• Written exercise: Extract each line where the string "伟大的悲剧" shows up.

• Provided material:
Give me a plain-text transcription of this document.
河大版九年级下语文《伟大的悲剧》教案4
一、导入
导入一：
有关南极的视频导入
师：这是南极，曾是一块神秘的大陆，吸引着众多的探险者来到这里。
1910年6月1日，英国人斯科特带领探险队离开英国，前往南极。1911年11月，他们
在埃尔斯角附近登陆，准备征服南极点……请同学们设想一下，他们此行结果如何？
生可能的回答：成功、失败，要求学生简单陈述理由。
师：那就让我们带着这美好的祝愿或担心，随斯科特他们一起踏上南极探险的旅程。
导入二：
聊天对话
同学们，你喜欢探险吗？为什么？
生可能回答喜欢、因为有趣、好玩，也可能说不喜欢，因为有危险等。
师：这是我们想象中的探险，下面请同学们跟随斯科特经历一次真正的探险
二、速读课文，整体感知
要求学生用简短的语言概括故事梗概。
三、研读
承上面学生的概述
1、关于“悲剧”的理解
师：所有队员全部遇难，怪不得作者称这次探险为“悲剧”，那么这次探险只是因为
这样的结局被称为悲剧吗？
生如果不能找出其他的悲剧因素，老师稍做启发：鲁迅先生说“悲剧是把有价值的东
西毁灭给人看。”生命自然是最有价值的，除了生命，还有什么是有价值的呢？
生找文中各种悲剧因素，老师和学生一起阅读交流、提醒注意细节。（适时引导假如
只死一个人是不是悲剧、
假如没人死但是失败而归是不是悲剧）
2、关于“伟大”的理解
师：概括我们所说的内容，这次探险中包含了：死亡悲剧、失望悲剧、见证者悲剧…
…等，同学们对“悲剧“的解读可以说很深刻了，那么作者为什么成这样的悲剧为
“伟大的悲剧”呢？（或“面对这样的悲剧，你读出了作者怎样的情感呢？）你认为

• Exercise output:
河大版九年级下语文《伟大的悲剧》教案4
“伟大的悲剧”呢？（或“面对这样的悲剧，你读出了作者怎样的情感呢？）你认为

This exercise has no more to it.